== Available records ==

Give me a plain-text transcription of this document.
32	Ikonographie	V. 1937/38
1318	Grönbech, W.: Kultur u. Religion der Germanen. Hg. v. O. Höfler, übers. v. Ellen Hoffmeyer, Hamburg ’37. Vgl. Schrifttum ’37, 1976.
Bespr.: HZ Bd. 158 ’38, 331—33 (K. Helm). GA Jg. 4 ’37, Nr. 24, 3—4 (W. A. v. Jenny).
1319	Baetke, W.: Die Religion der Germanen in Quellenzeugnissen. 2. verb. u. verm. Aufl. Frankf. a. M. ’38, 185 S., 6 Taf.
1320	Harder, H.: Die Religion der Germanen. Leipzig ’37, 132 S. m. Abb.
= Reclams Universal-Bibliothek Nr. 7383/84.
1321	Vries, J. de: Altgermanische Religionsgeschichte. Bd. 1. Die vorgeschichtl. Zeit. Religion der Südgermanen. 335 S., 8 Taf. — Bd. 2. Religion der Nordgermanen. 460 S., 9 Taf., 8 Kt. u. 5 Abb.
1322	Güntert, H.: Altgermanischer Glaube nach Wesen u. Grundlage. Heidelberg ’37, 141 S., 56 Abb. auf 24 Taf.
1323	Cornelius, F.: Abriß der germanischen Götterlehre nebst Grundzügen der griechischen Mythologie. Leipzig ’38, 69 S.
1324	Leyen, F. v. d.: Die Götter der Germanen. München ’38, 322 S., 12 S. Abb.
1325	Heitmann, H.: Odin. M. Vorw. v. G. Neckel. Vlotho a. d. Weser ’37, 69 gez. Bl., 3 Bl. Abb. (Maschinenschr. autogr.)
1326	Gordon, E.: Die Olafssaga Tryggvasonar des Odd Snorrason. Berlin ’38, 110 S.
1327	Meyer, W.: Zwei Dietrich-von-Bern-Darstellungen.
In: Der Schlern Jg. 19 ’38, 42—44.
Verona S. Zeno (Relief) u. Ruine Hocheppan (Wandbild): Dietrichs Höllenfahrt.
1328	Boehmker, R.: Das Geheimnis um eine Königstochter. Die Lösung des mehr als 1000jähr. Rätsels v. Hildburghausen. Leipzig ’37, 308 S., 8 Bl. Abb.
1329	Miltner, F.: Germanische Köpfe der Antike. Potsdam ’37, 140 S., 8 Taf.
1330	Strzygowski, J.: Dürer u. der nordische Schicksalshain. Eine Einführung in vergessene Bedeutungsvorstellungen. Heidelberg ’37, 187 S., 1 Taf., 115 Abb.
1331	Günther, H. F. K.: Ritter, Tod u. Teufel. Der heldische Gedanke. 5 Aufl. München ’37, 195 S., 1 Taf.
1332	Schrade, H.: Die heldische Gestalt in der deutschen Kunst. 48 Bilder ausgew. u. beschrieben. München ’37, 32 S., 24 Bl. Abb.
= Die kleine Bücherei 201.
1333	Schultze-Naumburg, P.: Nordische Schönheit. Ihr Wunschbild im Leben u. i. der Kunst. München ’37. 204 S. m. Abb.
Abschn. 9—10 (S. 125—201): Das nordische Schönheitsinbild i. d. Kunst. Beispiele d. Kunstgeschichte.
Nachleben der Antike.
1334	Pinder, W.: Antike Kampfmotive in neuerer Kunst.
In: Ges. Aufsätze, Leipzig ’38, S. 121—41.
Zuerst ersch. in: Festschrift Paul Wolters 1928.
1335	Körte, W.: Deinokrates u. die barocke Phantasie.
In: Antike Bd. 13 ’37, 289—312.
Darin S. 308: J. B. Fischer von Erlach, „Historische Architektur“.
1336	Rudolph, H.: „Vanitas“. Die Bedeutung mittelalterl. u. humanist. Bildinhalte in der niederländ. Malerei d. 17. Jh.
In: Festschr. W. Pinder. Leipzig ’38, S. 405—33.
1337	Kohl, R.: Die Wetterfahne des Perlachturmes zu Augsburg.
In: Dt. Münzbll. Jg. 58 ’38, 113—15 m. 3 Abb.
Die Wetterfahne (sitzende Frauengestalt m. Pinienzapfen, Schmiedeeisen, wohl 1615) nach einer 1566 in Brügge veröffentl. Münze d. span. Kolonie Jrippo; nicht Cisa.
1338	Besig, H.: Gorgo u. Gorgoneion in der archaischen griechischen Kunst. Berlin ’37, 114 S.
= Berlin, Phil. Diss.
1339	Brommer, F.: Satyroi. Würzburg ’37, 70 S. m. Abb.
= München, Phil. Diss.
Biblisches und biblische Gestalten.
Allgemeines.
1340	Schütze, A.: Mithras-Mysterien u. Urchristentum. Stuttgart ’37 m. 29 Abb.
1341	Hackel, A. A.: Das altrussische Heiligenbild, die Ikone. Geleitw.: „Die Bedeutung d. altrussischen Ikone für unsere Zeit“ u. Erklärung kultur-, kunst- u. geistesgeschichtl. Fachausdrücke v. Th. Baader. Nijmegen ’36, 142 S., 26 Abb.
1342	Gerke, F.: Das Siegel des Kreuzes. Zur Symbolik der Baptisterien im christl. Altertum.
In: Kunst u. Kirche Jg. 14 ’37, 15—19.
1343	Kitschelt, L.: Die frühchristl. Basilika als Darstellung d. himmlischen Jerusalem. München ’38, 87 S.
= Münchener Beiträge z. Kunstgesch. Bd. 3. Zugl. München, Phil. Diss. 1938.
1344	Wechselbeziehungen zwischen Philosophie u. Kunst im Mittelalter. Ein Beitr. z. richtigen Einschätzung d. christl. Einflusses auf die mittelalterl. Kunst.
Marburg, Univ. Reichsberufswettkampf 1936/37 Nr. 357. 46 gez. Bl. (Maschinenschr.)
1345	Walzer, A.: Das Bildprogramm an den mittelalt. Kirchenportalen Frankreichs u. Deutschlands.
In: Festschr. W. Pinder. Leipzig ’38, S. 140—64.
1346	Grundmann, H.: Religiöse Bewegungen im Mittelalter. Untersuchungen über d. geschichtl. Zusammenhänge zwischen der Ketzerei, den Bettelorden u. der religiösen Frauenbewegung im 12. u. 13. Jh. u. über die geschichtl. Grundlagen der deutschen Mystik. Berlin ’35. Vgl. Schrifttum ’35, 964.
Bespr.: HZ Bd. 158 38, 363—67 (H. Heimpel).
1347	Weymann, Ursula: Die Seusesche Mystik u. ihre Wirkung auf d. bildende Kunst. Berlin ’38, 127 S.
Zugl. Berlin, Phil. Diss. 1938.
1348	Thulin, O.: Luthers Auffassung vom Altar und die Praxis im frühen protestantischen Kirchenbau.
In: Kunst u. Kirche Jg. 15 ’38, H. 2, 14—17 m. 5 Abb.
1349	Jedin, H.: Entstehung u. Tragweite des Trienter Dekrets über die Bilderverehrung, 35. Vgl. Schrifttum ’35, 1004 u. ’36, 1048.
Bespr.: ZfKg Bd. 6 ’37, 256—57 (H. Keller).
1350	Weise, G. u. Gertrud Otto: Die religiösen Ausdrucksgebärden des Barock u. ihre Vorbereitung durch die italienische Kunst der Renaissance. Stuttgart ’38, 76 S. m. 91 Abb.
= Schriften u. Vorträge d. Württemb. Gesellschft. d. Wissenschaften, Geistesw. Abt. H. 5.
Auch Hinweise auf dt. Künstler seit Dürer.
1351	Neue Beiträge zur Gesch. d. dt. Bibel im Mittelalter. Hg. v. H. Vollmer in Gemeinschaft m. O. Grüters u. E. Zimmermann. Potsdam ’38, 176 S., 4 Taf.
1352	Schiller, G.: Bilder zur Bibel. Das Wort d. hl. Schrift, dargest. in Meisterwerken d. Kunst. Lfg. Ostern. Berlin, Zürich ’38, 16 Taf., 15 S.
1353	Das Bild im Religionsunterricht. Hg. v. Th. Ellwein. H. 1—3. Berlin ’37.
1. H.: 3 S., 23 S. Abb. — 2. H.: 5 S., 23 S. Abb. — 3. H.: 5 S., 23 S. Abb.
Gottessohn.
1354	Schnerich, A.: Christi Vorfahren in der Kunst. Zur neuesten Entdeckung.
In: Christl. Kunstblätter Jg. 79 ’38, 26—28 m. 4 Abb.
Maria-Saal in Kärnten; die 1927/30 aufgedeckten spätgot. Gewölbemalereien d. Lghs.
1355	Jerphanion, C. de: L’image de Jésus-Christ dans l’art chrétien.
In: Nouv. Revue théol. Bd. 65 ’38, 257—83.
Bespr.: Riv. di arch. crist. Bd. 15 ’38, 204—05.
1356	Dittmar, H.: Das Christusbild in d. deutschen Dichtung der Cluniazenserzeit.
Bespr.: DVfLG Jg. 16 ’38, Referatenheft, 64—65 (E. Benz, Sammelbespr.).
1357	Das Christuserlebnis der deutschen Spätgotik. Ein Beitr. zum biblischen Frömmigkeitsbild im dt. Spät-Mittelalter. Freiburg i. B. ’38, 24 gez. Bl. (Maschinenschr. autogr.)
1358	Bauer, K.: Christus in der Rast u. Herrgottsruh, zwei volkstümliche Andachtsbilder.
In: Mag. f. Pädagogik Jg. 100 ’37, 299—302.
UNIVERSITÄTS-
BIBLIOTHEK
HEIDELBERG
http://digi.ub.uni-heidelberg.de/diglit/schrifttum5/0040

===

§ Stated problem:
Show the lines of the material that contain the word "Wetterfahne".

§ Output for this task:
1337	Kohl, R.: Die Wetterfahne des Perlachturmes zu Augsburg.
Die Wetterfahne (sitzende Frauengestalt m. Pinienzapfen, Schmiedeeisen, wohl 1615) nach einer 1566 in Brügge veröffentl. Münze d. span. Kolonie Jrippo; nicht Cisa.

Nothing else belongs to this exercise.